**TO DO**
Pull out all lines from the listing below in which the word "title" appears.

**EXERCISE DATA**

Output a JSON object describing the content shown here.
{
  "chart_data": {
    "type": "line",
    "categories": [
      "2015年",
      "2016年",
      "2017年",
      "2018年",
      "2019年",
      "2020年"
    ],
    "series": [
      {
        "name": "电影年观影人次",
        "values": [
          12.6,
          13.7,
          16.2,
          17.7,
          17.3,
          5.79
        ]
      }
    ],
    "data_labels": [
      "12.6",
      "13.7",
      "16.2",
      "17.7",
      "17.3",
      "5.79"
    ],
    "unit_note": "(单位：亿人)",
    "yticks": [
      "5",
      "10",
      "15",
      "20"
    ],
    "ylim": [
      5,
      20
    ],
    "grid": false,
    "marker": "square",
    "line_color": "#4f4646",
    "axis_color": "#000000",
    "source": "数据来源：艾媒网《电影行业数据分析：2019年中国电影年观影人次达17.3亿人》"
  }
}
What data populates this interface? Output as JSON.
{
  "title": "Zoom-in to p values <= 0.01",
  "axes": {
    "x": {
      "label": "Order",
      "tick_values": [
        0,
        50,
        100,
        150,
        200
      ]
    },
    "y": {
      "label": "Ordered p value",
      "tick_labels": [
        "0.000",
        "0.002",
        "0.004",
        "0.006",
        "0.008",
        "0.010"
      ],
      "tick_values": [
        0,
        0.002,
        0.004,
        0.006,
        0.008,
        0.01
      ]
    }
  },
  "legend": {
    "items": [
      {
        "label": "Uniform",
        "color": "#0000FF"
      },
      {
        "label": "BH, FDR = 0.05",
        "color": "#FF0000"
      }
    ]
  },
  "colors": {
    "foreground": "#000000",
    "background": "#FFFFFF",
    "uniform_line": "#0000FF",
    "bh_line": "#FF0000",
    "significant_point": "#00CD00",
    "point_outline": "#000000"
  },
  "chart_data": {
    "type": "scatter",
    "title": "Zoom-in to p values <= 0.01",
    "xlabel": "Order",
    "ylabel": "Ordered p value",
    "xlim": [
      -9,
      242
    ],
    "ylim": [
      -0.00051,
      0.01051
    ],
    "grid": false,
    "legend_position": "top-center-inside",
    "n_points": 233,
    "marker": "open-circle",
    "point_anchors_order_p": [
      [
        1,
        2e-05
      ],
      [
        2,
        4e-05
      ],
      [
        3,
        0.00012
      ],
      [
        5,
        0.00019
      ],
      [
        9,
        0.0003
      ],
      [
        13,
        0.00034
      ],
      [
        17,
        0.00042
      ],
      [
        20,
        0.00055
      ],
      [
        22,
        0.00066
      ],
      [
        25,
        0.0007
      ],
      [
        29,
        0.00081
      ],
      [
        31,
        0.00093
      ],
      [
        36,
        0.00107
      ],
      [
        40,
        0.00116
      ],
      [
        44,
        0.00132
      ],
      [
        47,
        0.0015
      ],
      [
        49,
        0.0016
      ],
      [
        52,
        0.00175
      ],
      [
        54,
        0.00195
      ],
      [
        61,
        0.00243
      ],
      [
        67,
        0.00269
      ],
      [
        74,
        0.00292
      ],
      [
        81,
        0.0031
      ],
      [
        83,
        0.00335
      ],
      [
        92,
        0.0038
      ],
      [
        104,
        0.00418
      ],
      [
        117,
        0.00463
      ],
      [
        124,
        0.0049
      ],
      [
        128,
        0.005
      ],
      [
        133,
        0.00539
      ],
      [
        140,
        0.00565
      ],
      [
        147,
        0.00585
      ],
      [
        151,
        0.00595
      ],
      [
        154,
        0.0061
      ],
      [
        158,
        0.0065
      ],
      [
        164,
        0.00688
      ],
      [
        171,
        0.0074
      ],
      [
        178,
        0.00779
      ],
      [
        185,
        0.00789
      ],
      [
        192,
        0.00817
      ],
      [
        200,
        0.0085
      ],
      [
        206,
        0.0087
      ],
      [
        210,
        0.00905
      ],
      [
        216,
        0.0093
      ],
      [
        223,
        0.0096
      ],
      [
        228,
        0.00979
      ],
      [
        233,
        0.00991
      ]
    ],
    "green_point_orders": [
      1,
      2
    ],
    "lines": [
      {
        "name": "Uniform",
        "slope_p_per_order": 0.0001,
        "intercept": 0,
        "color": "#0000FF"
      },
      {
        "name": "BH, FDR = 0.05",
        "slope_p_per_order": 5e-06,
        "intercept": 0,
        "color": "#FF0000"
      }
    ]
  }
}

**THE RESPONSE**
  "title": "Zoom-in to p values <= 0.01",
    "title": "Zoom-in to p values <= 0.01",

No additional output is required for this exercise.